● **Task instructions**
Copy out each line of the material below with no changes.

━━ Record excerpts

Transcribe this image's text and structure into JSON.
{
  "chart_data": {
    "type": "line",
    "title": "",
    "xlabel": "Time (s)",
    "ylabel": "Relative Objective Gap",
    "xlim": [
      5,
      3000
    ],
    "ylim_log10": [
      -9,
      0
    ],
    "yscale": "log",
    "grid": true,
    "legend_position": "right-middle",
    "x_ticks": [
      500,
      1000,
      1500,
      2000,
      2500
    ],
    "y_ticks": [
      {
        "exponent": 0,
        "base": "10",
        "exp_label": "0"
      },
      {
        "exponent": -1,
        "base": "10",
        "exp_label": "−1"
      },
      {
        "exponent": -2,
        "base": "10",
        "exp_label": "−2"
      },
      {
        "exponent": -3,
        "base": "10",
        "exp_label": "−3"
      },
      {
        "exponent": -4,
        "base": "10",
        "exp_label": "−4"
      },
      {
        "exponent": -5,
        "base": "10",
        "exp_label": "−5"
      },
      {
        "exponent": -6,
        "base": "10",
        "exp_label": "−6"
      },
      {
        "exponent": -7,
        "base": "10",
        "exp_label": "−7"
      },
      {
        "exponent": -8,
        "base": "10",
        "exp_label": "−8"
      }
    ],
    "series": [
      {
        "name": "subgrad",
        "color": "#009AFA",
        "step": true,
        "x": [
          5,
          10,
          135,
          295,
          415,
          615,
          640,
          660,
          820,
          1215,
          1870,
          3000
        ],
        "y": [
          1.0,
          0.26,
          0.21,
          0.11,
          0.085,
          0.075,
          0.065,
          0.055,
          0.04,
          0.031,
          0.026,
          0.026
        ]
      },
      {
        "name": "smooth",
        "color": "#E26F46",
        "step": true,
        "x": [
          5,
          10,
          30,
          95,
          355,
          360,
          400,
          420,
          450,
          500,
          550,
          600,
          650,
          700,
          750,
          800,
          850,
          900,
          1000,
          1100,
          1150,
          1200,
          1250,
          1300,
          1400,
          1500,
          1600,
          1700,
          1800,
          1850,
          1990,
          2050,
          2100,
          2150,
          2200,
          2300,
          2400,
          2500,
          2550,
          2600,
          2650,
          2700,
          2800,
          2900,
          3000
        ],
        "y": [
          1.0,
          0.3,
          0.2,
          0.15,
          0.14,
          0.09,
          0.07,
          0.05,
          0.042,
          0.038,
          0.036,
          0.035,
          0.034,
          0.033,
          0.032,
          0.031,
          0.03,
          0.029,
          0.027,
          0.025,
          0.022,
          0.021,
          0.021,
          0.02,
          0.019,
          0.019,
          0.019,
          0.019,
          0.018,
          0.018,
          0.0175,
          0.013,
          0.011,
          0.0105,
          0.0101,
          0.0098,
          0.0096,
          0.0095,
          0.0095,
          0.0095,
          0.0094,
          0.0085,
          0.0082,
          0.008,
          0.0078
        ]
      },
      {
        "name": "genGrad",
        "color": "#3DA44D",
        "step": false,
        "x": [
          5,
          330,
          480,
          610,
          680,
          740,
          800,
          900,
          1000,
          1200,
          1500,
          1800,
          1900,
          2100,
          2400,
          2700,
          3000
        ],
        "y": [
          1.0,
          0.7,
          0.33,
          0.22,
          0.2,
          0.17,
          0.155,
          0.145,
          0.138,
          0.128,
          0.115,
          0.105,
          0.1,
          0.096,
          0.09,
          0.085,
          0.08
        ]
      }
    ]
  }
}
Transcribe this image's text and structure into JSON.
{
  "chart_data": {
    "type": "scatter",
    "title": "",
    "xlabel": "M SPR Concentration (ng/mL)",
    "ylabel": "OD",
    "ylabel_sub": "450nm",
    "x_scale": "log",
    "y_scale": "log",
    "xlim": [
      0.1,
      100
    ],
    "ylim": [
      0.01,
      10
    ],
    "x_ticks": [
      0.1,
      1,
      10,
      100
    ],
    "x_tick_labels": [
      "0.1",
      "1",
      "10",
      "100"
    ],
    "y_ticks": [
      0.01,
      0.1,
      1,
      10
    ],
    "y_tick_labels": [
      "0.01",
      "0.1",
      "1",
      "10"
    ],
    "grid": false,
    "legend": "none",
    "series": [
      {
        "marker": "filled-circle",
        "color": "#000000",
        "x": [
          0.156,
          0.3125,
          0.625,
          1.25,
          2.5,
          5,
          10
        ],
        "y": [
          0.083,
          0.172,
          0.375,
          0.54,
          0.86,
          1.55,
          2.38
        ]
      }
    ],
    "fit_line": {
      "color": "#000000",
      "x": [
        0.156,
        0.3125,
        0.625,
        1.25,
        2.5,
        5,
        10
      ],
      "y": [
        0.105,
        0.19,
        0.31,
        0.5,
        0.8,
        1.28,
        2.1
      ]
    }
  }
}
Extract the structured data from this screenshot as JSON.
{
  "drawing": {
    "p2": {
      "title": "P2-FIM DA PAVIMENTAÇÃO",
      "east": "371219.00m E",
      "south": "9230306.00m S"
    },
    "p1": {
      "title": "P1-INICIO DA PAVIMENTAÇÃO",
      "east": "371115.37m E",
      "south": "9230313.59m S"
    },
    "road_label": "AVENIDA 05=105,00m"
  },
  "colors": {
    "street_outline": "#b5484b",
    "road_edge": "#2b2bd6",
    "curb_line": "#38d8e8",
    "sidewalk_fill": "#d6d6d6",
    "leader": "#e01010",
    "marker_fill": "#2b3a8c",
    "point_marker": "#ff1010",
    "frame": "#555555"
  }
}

━━━━

● **Solution for this exercise**
Transcribe this image's text and structure into JSON.
{
  "chart_data": {
    "type": "line",
    "title": "",
    "xlabel": "Time (s)",
    "ylabel": "Relative Objective Gap",
    "xlim": [
      5,
      3000
    ],
    "ylim_log10": [
      -9,
      0
    ],
    "yscale": "log",
    "grid": true,
    "legend_position": "right-middle",
    "x_ticks": [
      500,
      1000,
      1500,
      2000,
      2500
    ],
    "y_ticks": [
      {
        "exponent": 0,
        "base": "10",
        "exp_label": "0"
      },
      {
        "exponent": -1,
        "base": "10",
        "exp_label": "−1"
      },
      {
        "exponent": -2,
        "base": "10",
        "exp_label": "−2"
      },
      {
        "exponent": -3,
        "base": "10",
        "exp_label": "−3"
      },
      {
        "exponent": -4,
        "base": "10",
        "exp_label": "−4"
      },
      {
        "exponent": -5,
        "base": "10",
        "exp_label": "−5"
      },
      {
        "exponent": -6,
        "base": "10",
        "exp_label": "−6"
      },
      {
        "exponent": -7,
        "base": "10",
        "exp_label": "−7"
      },
      {
        "exponent": -8,
        "base": "10",
        "exp_label": "−8"
      }
    ],
    "series": [
      {
        "name": "subgrad",
        "color": "#009AFA",
        "step": true,
        "x": [
          5,
          10,
          135,
          295,
          415,
          615,
          640,
          660,
          820,
          1215,
          1870,
          3000
        ],
        "y": [
          1.0,
          0.26,
          0.21,
          0.11,
          0.085,
          0.075,
          0.065,
          0.055,
          0.04,
          0.031,
          0.026,
          0.026
        ]
      },
      {
        "name": "smooth",
        "color": "#E26F46",
        "step": true,
        "x": [
          5,
          10,
          30,
          95,
          355,
          360,
          400,
          420,
          450,
          500,
          550,
          600,
          650,
          700,
          750,
          800,
          850,
          900,
          1000,
          1100,
          1150,
          1200,
          1250,
          1300,
          1400,
          1500,
          1600,
          1700,
          1800,
          1850,
          1990,
          2050,
          2100,
          2150,
          2200,
          2300,
          2400,
          2500,
          2550,
          2600,
          2650,
          2700,
          2800,
          2900,
          3000
        ],
        "y": [
          1.0,
          0.3,
          0.2,
          0.15,
          0.14,
          0.09,
          0.07,
          0.05,
          0.042,
          0.038,
          0.036,
          0.035,
          0.034,
          0.033,
          0.032,
          0.031,
          0.03,
          0.029,
          0.027,
          0.025,
          0.022,
          0.021,
          0.021,
          0.02,
          0.019,
          0.019,
          0.019,
          0.019,
          0.018,
          0.018,
          0.0175,
          0.013,
          0.011,
          0.0105,
          0.0101,
          0.0098,
          0.0096,
          0.0095,
          0.0095,
          0.0095,
          0.0094,
          0.0085,
          0.0082,
          0.008,
          0.0078
        ]
      },
      {
        "name": "genGrad",
        "color": "#3DA44D",
        "step": false,
        "x": [
          5,
          330,
          480,
          610,
          680,
          740,
          800,
          900,
          1000,
          1200,
          1500,
          1800,
          1900,
          2100,
          2400,
          2700,
          3000
        ],
        "y": [
          1.0,
          0.7,
          0.33,
          0.22,
          0.2,
          0.17,
          0.155,
          0.145,
          0.138,
          0.128,
          0.115,
          0.105,
          0.1,
          0.096,
          0.09,
          0.085,
          0.08
        ]
      }
    ]
  }
}
Transcribe this image's text and structure into JSON.
{
  "chart_data": {
    "type": "scatter",
    "title": "",
    "xlabel": "M SPR Concentration (ng/mL)",
    "ylabel": "OD",
    "ylabel_sub": "450nm",
    "x_scale": "log",
    "y_scale": "log",
    "xlim": [
      0.1,
      100
    ],
    "ylim": [
      0.01,
      10
    ],
    "x_ticks": [
      0.1,
      1,
      10,
      100
    ],
    "x_tick_labels": [
      "0.1",
      "1",
      "10",
      "100"
    ],
    "y_ticks": [
      0.01,
      0.1,
      1,
      10
    ],
    "y_tick_labels": [
      "0.01",
      "0.1",
      "1",
      "10"
    ],
    "grid": false,
    "legend": "none",
    "series": [
      {
        "marker": "filled-circle",
        "color": "#000000",
        "x": [
          0.156,
          0.3125,
          0.625,
          1.25,
          2.5,
          5,
          10
        ],
        "y": [
          0.083,
          0.172,
          0.375,
          0.54,
          0.86,
          1.55,
          2.38
        ]
      }
    ],
    "fit_line": {
      "color": "#000000",
      "x": [
        0.156,
        0.3125,
        0.625,
        1.25,
        2.5,
        5,
        10
      ],
      "y": [
        0.105,
        0.19,
        0.31,
        0.5,
        0.8,
        1.28,
        2.1
      ]
    }
  }
}
Extract the structured data from this screenshot as JSON.
{
  "drawing": {
    "p2": {
      "title": "P2-FIM DA PAVIMENTAÇÃO",
      "east": "371219.00m E",
      "south": "9230306.00m S"
    },
    "p1": {
      "title": "P1-INICIO DA PAVIMENTAÇÃO",
      "east": "371115.37m E",
      "south": "9230313.59m S"
    },
    "road_label": "AVENIDA 05=105,00m"
  },
  "colors": {
    "street_outline": "#b5484b",
    "road_edge": "#2b2bd6",
    "curb_line": "#38d8e8",
    "sidewalk_fill": "#d6d6d6",
    "leader": "#e01010",
    "marker_fill": "#2b3a8c",
    "point_marker": "#ff1010",
    "frame": "#555555"
  }
}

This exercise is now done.